[Dataset entries on figures]
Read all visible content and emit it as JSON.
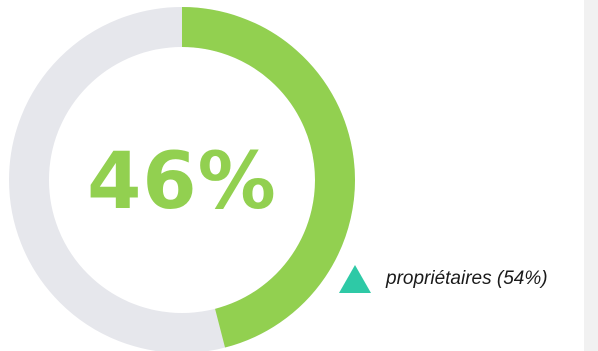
{
  "chart_data": {
    "type": "pie",
    "style": "donut",
    "center_label": "46%",
    "slices": [
      {
        "value": 46,
        "color": "#92d050"
      },
      {
        "value": 54,
        "color": "#e6e7ec"
      }
    ],
    "legend": {
      "label": "propriétaires (54%)",
      "marker_color": "#2ec9a6",
      "marker_shape": "triangle"
    }
  },
  "colors": {
    "accent": "#92d050",
    "track": "#e6e7ec",
    "marker": "#2ec9a6",
    "panel": "#f1f1f1"
  }
}
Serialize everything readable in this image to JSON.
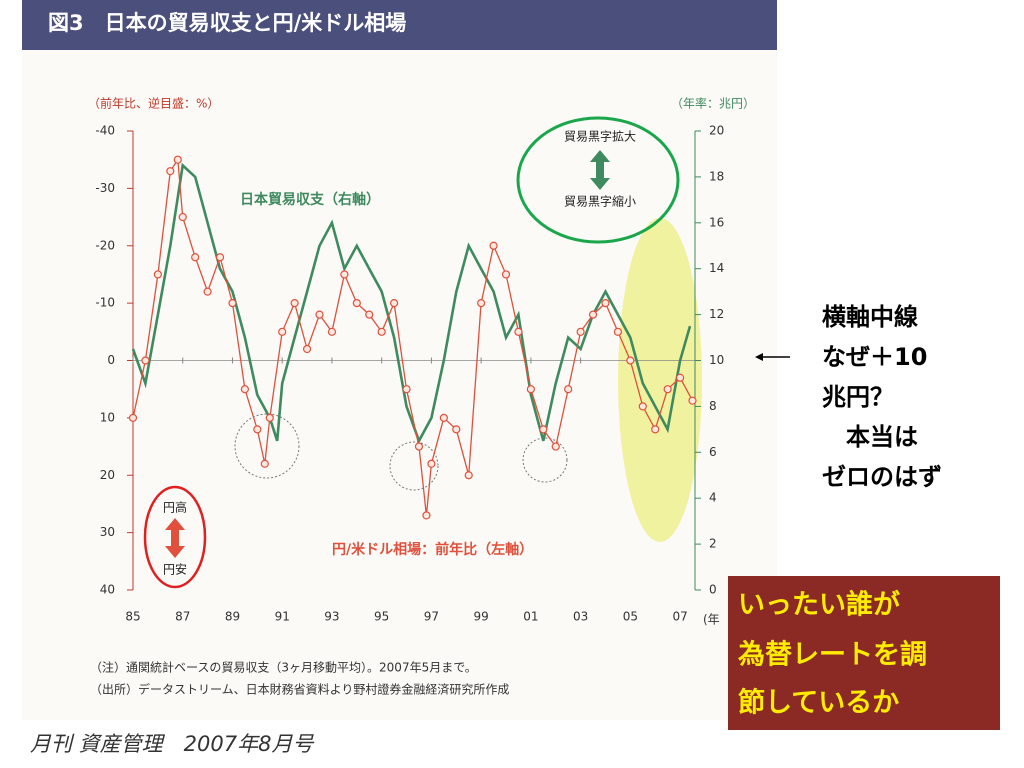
{
  "chart_data": {
    "type": "line",
    "title": "図3　日本の貿易収支と円/米ドル相場",
    "y_label": "（前年比、逆目盛：%）",
    "y2_label": "（年率：兆円）",
    "x_label": "(年",
    "xlim": [
      1985,
      2007.6
    ],
    "xticks": [
      {
        "value": 1985,
        "label": "85"
      },
      {
        "value": 1987,
        "label": "87"
      },
      {
        "value": 1989,
        "label": "89"
      },
      {
        "value": 1991,
        "label": "91"
      },
      {
        "value": 1993,
        "label": "93"
      },
      {
        "value": 1995,
        "label": "95"
      },
      {
        "value": 1997,
        "label": "97"
      },
      {
        "value": 1999,
        "label": "99"
      },
      {
        "value": 2001,
        "label": "01"
      },
      {
        "value": 2003,
        "label": "03"
      },
      {
        "value": 2005,
        "label": "05"
      },
      {
        "value": 2007,
        "label": "07"
      }
    ],
    "ylim": [
      40,
      -40
    ],
    "yticks": [
      -40,
      -30,
      -20,
      -10,
      0,
      10,
      20,
      30,
      40
    ],
    "y2lim": [
      0,
      20
    ],
    "y2ticks": [
      0,
      2,
      4,
      6,
      8,
      10,
      12,
      14,
      16,
      18,
      20
    ],
    "series": [
      {
        "name": "円/米ドル相場：前年比（左軸）",
        "color": "#e0503c",
        "axis": "y",
        "markers": true,
        "x": [
          1985.0,
          1985.5,
          1986.0,
          1986.5,
          1986.8,
          1987.0,
          1987.5,
          1988.0,
          1988.5,
          1989.0,
          1989.5,
          1990.0,
          1990.3,
          1990.5,
          1991.0,
          1991.5,
          1992.0,
          1992.5,
          1993.0,
          1993.5,
          1994.0,
          1994.5,
          1995.0,
          1995.5,
          1996.0,
          1996.5,
          1996.8,
          1997.0,
          1997.5,
          1998.0,
          1998.5,
          1999.0,
          1999.5,
          2000.0,
          2000.5,
          2001.0,
          2001.5,
          2002.0,
          2002.5,
          2003.0,
          2003.5,
          2004.0,
          2004.5,
          2005.0,
          2005.5,
          2006.0,
          2006.5,
          2007.0,
          2007.5
        ],
        "values": [
          10,
          0,
          -15,
          -33,
          -35,
          -25,
          -18,
          -12,
          -18,
          -10,
          5,
          12,
          18,
          10,
          -5,
          -10,
          -2,
          -8,
          -5,
          -15,
          -10,
          -8,
          -5,
          -10,
          5,
          15,
          27,
          18,
          10,
          12,
          20,
          -10,
          -20,
          -15,
          -5,
          5,
          12,
          15,
          5,
          -5,
          -8,
          -10,
          -5,
          0,
          8,
          12,
          5,
          3,
          7
        ]
      },
      {
        "name": "日本貿易収支（右軸）",
        "color": "#3f8a5f",
        "axis": "y2",
        "markers": false,
        "x": [
          1985.0,
          1985.5,
          1986.0,
          1986.5,
          1987.0,
          1987.5,
          1988.0,
          1988.5,
          1989.0,
          1989.5,
          1990.0,
          1990.5,
          1990.8,
          1991.0,
          1991.5,
          1992.0,
          1992.5,
          1993.0,
          1993.5,
          1994.0,
          1994.5,
          1995.0,
          1995.5,
          1996.0,
          1996.5,
          1997.0,
          1997.5,
          1998.0,
          1998.5,
          1999.0,
          1999.5,
          2000.0,
          2000.5,
          2001.0,
          2001.5,
          2002.0,
          2002.5,
          2003.0,
          2003.5,
          2004.0,
          2004.5,
          2005.0,
          2005.5,
          2006.0,
          2006.5,
          2007.0,
          2007.4
        ],
        "values": [
          10.5,
          9,
          12,
          15,
          18.5,
          18,
          16,
          14,
          13,
          11,
          8.5,
          7.5,
          6.5,
          9,
          11,
          13,
          15,
          16,
          14,
          15,
          14,
          13,
          11,
          8,
          6.5,
          7.5,
          10,
          13,
          15,
          14,
          13,
          11,
          12,
          8.5,
          6.5,
          9,
          11,
          10.5,
          12,
          13,
          12,
          11,
          9,
          8,
          7,
          10,
          11.5
        ]
      }
    ],
    "annotations": [
      "貿易黒字拡大",
      "貿易黒字縮小",
      "円高",
      "円安"
    ],
    "notes": [
      "（注）通関統計ベースの貿易収支（3ヶ月移動平均）。2007年5月まで。",
      "（出所）データストリーム、日本財務省資料より野村證券金融経済研究所作成"
    ]
  },
  "source": "月刊 資産管理　2007年8月号",
  "side_note": [
    "横軸中線",
    "なぜ＋10",
    "兆円？",
    "　本当は",
    "ゼロのはず"
  ],
  "callout": [
    "いったい誰が",
    "為替レートを調",
    "節しているか"
  ]
}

GIVEN PROBLEM: Repeat all the data as it stands, dropping any images it holds.

THE ANSWER:
Read all visible content and emit it as JSON.
{
  "chart_data": {
    "type": "pie",
    "style": "donut",
    "center_label": "46%",
    "slices": [
      {
        "value": 46,
        "color": "#92d050"
      },
      {
        "value": 54,
        "color": "#e6e7ec"
      }
    ],
    "legend": {
      "label": "propriétaires (54%)",
      "marker_color": "#2ec9a6",
      "marker_shape": "triangle"
    }
  },
  "colors": {
    "accent": "#92d050",
    "track": "#e6e7ec",
    "marker": "#2ec9a6",
    "panel": "#f1f1f1"
  }
}
Serialize everything readable in this image to JSON.
{
  "chart_data": {
    "type": "line",
    "title": "図3　日本の貿易収支と円/米ドル相場",
    "y_label": "（前年比、逆目盛：%）",
    "y2_label": "（年率：兆円）",
    "x_label": "(年",
    "xlim": [
      1985,
      2007.6
    ],
    "xticks": [
      {
        "value": 1985,
        "label": "85"
      },
      {
        "value": 1987,
        "label": "87"
      },
      {
        "value": 1989,
        "label": "89"
      },
      {
        "value": 1991,
        "label": "91"
      },
      {
        "value": 1993,
        "label": "93"
      },
      {
        "value": 1995,
        "label": "95"
      },
      {
        "value": 1997,
        "label": "97"
      },
      {
        "value": 1999,
        "label": "99"
      },
      {
        "value": 2001,
        "label": "01"
      },
      {
        "value": 2003,
        "label": "03"
      },
      {
        "value": 2005,
        "label": "05"
      },
      {
        "value": 2007,
        "label": "07"
      }
    ],
    "ylim": [
      40,
      -40
    ],
    "yticks": [
      -40,
      -30,
      -20,
      -10,
      0,
      10,
      20,
      30,
      40
    ],
    "y2lim": [
      0,
      20
    ],
    "y2ticks": [
      0,
      2,
      4,
      6,
      8,
      10,
      12,
      14,
      16,
      18,
      20
    ],
    "series": [
      {
        "name": "円/米ドル相場：前年比（左軸）",
        "color": "#e0503c",
        "axis": "y",
        "markers": true,
        "x": [
          1985.0,
          1985.5,
          1986.0,
          1986.5,
          1986.8,
          1987.0,
          1987.5,
          1988.0,
          1988.5,
          1989.0,
          1989.5,
          1990.0,
          1990.3,
          1990.5,
          1991.0,
          1991.5,
          1992.0,
          1992.5,
          1993.0,
          1993.5,
          1994.0,
          1994.5,
          1995.0,
          1995.5,
          1996.0,
          1996.5,
          1996.8,
          1997.0,
          1997.5,
          1998.0,
          1998.5,
          1999.0,
          1999.5,
          2000.0,
          2000.5,
          2001.0,
          2001.5,
          2002.0,
          2002.5,
          2003.0,
          2003.5,
          2004.0,
          2004.5,
          2005.0,
          2005.5,
          2006.0,
          2006.5,
          2007.0,
          2007.5
        ],
        "values": [
          10,
          0,
          -15,
          -33,
          -35,
          -25,
          -18,
          -12,
          -18,
          -10,
          5,
          12,
          18,
          10,
          -5,
          -10,
          -2,
          -8,
          -5,
          -15,
          -10,
          -8,
          -5,
          -10,
          5,
          15,
          27,
          18,
          10,
          12,
          20,
          -10,
          -20,
          -15,
          -5,
          5,
          12,
          15,
          5,
          -5,
          -8,
          -10,
          -5,
          0,
          8,
          12,
          5,
          3,
          7
        ]
      },
      {
        "name": "日本貿易収支（右軸）",
        "color": "#3f8a5f",
        "axis": "y2",
        "markers": false,
        "x": [
          1985.0,
          1985.5,
          1986.0,
          1986.5,
          1987.0,
          1987.5,
          1988.0,
          1988.5,
          1989.0,
          1989.5,
          1990.0,
          1990.5,
          1990.8,
          1991.0,
          1991.5,
          1992.0,
          1992.5,
          1993.0,
          1993.5,
          1994.0,
          1994.5,
          1995.0,
          1995.5,
          1996.0,
          1996.5,
          1997.0,
          1997.5,
          1998.0,
          1998.5,
          1999.0,
          1999.5,
          2000.0,
          2000.5,
          2001.0,
          2001.5,
          2002.0,
          2002.5,
          2003.0,
          2003.5,
          2004.0,
          2004.5,
          2005.0,
          2005.5,
          2006.0,
          2006.5,
          2007.0,
          2007.4
        ],
        "values": [
          10.5,
          9,
          12,
          15,
          18.5,
          18,
          16,
          14,
          13,
          11,
          8.5,
          7.5,
          6.5,
          9,
          11,
          13,
          15,
          16,
          14,
          15,
          14,
          13,
          11,
          8,
          6.5,
          7.5,
          10,
          13,
          15,
          14,
          13,
          11,
          12,
          8.5,
          6.5,
          9,
          11,
          10.5,
          12,
          13,
          12,
          11,
          9,
          8,
          7,
          10,
          11.5
        ]
      }
    ],
    "annotations": [
      "貿易黒字拡大",
      "貿易黒字縮小",
      "円高",
      "円安"
    ],
    "notes": [
      "（注）通関統計ベースの貿易収支（3ヶ月移動平均）。2007年5月まで。",
      "（出所）データストリーム、日本財務省資料より野村證券金融経済研究所作成"
    ]
  },
  "source": "月刊 資産管理　2007年8月号",
  "side_note": [
    "横軸中線",
    "なぜ＋10",
    "兆円？",
    "　本当は",
    "ゼロのはず"
  ],
  "callout": [
    "いったい誰が",
    "為替レートを調",
    "節しているか"
  ]
}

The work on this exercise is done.